**** Provided data

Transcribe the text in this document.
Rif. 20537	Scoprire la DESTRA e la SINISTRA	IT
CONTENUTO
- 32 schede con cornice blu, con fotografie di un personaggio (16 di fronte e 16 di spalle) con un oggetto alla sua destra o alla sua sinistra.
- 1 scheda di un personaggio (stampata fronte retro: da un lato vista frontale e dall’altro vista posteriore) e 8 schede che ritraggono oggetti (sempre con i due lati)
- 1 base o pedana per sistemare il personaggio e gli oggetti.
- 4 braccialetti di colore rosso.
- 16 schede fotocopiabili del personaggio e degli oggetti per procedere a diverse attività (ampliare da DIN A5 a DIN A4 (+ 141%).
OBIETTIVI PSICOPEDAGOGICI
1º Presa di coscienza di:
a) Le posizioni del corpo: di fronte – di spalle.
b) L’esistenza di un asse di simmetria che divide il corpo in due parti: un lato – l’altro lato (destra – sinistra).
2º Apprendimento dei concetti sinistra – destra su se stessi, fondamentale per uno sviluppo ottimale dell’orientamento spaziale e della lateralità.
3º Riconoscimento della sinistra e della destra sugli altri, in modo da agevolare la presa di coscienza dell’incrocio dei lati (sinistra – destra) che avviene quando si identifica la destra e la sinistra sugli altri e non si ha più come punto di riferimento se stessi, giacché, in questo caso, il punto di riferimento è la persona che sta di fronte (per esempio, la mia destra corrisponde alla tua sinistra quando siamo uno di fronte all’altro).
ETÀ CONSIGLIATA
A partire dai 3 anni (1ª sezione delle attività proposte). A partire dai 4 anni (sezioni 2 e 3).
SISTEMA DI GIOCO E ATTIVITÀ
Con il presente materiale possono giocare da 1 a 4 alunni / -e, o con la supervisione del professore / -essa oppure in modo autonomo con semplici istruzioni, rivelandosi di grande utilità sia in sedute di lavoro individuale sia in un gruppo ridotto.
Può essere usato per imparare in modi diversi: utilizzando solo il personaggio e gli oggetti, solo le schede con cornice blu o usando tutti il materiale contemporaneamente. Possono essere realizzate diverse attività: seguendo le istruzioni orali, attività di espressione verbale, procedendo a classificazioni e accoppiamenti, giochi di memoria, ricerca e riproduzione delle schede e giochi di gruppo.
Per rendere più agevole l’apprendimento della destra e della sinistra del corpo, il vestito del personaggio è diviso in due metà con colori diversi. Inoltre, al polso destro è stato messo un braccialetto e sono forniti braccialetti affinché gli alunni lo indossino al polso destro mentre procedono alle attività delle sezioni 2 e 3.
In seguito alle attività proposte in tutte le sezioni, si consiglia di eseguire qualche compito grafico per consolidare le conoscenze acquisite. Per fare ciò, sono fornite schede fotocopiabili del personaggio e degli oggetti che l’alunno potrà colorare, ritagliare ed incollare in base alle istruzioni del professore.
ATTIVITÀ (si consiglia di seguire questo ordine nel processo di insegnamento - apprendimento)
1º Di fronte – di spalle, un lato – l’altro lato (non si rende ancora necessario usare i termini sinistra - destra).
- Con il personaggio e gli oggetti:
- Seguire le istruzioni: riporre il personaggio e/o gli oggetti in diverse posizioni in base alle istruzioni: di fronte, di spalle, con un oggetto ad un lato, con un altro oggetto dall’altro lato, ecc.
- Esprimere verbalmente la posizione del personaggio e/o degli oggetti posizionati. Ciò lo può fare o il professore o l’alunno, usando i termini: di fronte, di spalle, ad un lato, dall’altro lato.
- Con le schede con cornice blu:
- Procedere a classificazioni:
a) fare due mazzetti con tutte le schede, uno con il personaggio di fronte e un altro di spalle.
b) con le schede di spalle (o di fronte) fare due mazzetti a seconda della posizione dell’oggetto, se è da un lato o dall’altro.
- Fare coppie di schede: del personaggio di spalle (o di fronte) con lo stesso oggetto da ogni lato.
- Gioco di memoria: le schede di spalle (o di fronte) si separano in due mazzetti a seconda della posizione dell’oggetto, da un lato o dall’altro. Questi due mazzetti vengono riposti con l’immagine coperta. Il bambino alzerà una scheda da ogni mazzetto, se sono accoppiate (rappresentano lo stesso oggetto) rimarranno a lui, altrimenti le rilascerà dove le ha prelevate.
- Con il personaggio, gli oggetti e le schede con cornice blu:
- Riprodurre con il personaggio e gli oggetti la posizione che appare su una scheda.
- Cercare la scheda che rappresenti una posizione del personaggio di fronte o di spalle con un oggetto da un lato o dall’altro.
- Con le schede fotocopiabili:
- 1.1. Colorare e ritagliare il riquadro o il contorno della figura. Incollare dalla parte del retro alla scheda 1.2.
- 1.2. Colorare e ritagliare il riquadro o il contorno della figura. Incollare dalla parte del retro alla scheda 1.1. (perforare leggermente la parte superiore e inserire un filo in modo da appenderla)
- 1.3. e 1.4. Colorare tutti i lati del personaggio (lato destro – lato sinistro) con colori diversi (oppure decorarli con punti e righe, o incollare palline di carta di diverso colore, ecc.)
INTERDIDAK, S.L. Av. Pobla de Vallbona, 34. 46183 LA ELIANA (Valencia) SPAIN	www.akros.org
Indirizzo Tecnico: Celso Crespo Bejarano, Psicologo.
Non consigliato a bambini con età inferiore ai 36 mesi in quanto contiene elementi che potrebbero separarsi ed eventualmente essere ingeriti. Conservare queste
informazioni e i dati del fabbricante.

********

Extract all lines containing the word "mazzetti".

▶ Exercise solution
a) fare due mazzetti con tutte le schede, uno con il personaggio di fronte e un altro di spalle.
b) con le schede di spalle (o di fronte) fare due mazzetti a seconda della posizione dell’oggetto, se è da un lato o dall’altro.
- Gioco di memoria: le schede di spalle (o di fronte) si separano in due mazzetti a seconda della posizione dell’oggetto, da un lato o dall’altro. Questi due mazzetti vengono riposti con l’immagine coperta. Il bambino alzerà una scheda da ogni mazzetto, se sono accoppiate (rappresentano lo stesso oggetto) rimarranno a lui, altrimenti le rilascerà dove le ha prelevate.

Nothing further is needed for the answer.